**What the exercise asks:** Will you print the material below without altering a single character?

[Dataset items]
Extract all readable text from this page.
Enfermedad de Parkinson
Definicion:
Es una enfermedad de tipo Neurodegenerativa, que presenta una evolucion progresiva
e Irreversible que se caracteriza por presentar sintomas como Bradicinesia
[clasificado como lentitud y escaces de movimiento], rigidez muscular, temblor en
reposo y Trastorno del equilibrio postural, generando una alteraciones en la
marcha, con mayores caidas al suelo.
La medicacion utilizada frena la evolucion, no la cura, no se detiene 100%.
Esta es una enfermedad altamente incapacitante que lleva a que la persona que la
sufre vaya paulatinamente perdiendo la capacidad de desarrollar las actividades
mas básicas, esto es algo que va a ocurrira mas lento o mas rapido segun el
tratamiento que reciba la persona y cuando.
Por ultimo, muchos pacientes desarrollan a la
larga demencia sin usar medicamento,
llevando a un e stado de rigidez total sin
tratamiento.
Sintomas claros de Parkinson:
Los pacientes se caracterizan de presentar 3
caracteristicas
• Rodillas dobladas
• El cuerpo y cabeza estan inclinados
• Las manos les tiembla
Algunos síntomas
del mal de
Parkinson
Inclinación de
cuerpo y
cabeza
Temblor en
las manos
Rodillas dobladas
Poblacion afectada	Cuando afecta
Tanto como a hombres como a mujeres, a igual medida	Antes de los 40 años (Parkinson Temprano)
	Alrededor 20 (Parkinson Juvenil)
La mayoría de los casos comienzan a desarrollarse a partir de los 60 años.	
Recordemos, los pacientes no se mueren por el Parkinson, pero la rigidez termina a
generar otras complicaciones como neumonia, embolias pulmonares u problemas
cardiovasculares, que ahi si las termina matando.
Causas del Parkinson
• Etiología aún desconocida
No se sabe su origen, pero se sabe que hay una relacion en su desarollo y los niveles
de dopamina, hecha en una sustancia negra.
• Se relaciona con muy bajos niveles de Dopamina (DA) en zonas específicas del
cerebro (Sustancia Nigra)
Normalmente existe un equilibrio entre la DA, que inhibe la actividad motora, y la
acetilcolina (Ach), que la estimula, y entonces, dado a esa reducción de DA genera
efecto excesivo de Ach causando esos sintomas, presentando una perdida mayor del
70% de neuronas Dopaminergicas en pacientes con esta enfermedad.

**Exercise answer:**
Extract all readable text from this page.
Enfermedad de Parkinson
Definicion:
Es una enfermedad de tipo Neurodegenerativa, que presenta una evolucion progresiva
e Irreversible que se caracteriza por presentar sintomas como Bradicinesia
[clasificado como lentitud y escaces de movimiento], rigidez muscular, temblor en
reposo y Trastorno del equilibrio postural, generando una alteraciones en la
marcha, con mayores caidas al suelo.
La medicacion utilizada frena la evolucion, no la cura, no se detiene 100%.
Esta es una enfermedad altamente incapacitante que lleva a que la persona que la
sufre vaya paulatinamente perdiendo la capacidad de desarrollar las actividades
mas básicas, esto es algo que va a ocurrira mas lento o mas rapido segun el
tratamiento que reciba la persona y cuando.
Por ultimo, muchos pacientes desarrollan a la
larga demencia sin usar medicamento,
llevando a un e stado de rigidez total sin
tratamiento.
Sintomas claros de Parkinson:
Los pacientes se caracterizan de presentar 3
caracteristicas
• Rodillas dobladas
• El cuerpo y cabeza estan inclinados
• Las manos les tiembla
Algunos síntomas
del mal de
Parkinson
Inclinación de
cuerpo y
cabeza
Temblor en
las manos
Rodillas dobladas
Poblacion afectada	Cuando afecta
Tanto como a hombres como a mujeres, a igual medida	Antes de los 40 años (Parkinson Temprano)
	Alrededor 20 (Parkinson Juvenil)
La mayoría de los casos comienzan a desarrollarse a partir de los 60 años.	
Recordemos, los pacientes no se mueren por el Parkinson, pero la rigidez termina a
generar otras complicaciones como neumonia, embolias pulmonares u problemas
cardiovasculares, que ahi si las termina matando.
Causas del Parkinson
• Etiología aún desconocida
No se sabe su origen, pero se sabe que hay una relacion en su desarollo y los niveles
de dopamina, hecha en una sustancia negra.
• Se relaciona con muy bajos niveles de Dopamina (DA) en zonas específicas del
cerebro (Sustancia Nigra)
Normalmente existe un equilibrio entre la DA, que inhibe la actividad motora, y la
acetilcolina (Ach), que la estimula, y entonces, dado a esa reducción de DA genera
efecto excesivo de Ach causando esos sintomas, presentando una perdida mayor del
70% de neuronas Dopaminergicas en pacientes con esta enfermedad.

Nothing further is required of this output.